── THE INPUT ──

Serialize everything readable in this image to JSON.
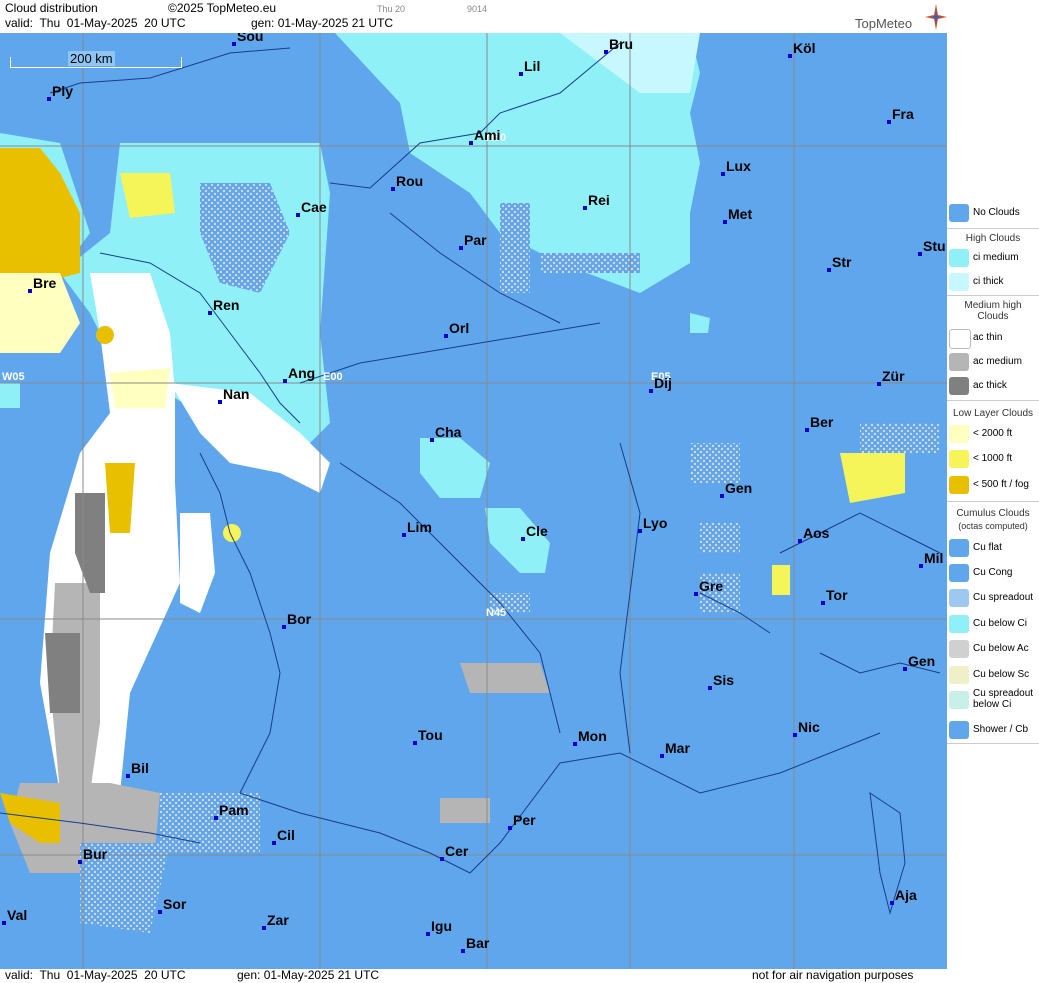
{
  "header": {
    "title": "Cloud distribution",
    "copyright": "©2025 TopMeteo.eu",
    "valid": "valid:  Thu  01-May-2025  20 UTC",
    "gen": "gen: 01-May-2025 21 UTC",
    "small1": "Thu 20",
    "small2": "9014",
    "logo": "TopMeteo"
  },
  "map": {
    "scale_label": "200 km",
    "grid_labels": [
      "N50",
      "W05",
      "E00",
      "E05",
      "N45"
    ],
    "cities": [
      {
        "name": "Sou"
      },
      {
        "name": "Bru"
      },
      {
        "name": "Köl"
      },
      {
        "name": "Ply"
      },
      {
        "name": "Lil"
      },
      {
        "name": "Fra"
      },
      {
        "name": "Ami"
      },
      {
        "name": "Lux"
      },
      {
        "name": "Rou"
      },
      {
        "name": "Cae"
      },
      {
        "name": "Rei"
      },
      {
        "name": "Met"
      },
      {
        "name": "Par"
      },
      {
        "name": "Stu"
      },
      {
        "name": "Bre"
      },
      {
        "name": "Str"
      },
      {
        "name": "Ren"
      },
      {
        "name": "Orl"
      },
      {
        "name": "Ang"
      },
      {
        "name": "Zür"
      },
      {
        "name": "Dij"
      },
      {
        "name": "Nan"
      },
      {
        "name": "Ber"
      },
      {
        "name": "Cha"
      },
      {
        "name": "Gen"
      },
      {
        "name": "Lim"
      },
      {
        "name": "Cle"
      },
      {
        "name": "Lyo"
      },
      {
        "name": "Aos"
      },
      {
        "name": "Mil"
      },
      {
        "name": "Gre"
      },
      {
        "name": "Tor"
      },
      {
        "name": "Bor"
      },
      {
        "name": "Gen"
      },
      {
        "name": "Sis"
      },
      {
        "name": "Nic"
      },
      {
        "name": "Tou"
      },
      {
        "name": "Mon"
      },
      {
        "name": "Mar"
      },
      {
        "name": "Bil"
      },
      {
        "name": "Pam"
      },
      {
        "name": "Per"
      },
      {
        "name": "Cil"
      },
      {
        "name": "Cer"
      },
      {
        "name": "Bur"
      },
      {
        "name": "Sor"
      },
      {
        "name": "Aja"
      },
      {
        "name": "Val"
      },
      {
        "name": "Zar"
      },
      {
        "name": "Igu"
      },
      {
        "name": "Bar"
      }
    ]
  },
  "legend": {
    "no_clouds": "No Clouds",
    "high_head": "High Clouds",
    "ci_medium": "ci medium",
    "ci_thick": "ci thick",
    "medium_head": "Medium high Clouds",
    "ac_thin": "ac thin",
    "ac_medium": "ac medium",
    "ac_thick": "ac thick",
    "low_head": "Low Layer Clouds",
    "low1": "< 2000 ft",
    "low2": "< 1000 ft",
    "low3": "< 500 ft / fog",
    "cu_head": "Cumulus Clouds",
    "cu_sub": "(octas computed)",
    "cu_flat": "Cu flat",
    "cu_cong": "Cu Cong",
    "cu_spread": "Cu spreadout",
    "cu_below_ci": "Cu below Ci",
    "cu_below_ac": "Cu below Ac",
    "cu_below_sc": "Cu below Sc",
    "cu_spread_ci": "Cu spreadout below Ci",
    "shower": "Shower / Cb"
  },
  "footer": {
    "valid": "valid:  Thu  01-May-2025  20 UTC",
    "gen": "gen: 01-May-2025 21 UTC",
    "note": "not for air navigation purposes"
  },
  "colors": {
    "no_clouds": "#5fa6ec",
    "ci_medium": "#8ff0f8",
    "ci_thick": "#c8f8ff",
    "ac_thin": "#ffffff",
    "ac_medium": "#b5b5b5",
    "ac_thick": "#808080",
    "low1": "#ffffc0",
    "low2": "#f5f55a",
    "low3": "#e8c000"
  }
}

───

Make a verbatim copy of all the entries and strip out the pictures.

Serialize everything readable in this image to JSON.
{
  "header": {
    "title": "Cloud distribution",
    "copyright": "©2025 TopMeteo.eu",
    "valid": "valid:  Thu  01-May-2025  20 UTC",
    "gen": "gen: 01-May-2025 21 UTC",
    "small1": "Thu 20",
    "small2": "9014",
    "logo": "TopMeteo"
  },
  "map": {
    "scale_label": "200 km",
    "grid_labels": [
      "N50",
      "W05",
      "E00",
      "E05",
      "N45"
    ],
    "cities": [
      {
        "name": "Sou"
      },
      {
        "name": "Bru"
      },
      {
        "name": "Köl"
      },
      {
        "name": "Ply"
      },
      {
        "name": "Lil"
      },
      {
        "name": "Fra"
      },
      {
        "name": "Ami"
      },
      {
        "name": "Lux"
      },
      {
        "name": "Rou"
      },
      {
        "name": "Cae"
      },
      {
        "name": "Rei"
      },
      {
        "name": "Met"
      },
      {
        "name": "Par"
      },
      {
        "name": "Stu"
      },
      {
        "name": "Bre"
      },
      {
        "name": "Str"
      },
      {
        "name": "Ren"
      },
      {
        "name": "Orl"
      },
      {
        "name": "Ang"
      },
      {
        "name": "Zür"
      },
      {
        "name": "Dij"
      },
      {
        "name": "Nan"
      },
      {
        "name": "Ber"
      },
      {
        "name": "Cha"
      },
      {
        "name": "Gen"
      },
      {
        "name": "Lim"
      },
      {
        "name": "Cle"
      },
      {
        "name": "Lyo"
      },
      {
        "name": "Aos"
      },
      {
        "name": "Mil"
      },
      {
        "name": "Gre"
      },
      {
        "name": "Tor"
      },
      {
        "name": "Bor"
      },
      {
        "name": "Gen"
      },
      {
        "name": "Sis"
      },
      {
        "name": "Nic"
      },
      {
        "name": "Tou"
      },
      {
        "name": "Mon"
      },
      {
        "name": "Mar"
      },
      {
        "name": "Bil"
      },
      {
        "name": "Pam"
      },
      {
        "name": "Per"
      },
      {
        "name": "Cil"
      },
      {
        "name": "Cer"
      },
      {
        "name": "Bur"
      },
      {
        "name": "Sor"
      },
      {
        "name": "Aja"
      },
      {
        "name": "Val"
      },
      {
        "name": "Zar"
      },
      {
        "name": "Igu"
      },
      {
        "name": "Bar"
      }
    ]
  },
  "legend": {
    "no_clouds": "No Clouds",
    "high_head": "High Clouds",
    "ci_medium": "ci medium",
    "ci_thick": "ci thick",
    "medium_head": "Medium high Clouds",
    "ac_thin": "ac thin",
    "ac_medium": "ac medium",
    "ac_thick": "ac thick",
    "low_head": "Low Layer Clouds",
    "low1": "< 2000 ft",
    "low2": "< 1000 ft",
    "low3": "< 500 ft / fog",
    "cu_head": "Cumulus Clouds",
    "cu_sub": "(octas computed)",
    "cu_flat": "Cu flat",
    "cu_cong": "Cu Cong",
    "cu_spread": "Cu spreadout",
    "cu_below_ci": "Cu below Ci",
    "cu_below_ac": "Cu below Ac",
    "cu_below_sc": "Cu below Sc",
    "cu_spread_ci": "Cu spreadout below Ci",
    "shower": "Shower / Cb"
  },
  "footer": {
    "valid": "valid:  Thu  01-May-2025  20 UTC",
    "gen": "gen: 01-May-2025 21 UTC",
    "note": "not for air navigation purposes"
  },
  "colors": {
    "no_clouds": "#5fa6ec",
    "ci_medium": "#8ff0f8",
    "ci_thick": "#c8f8ff",
    "ac_thin": "#ffffff",
    "ac_medium": "#b5b5b5",
    "ac_thick": "#808080",
    "low1": "#ffffc0",
    "low2": "#f5f55a",
    "low3": "#e8c000"
  }
}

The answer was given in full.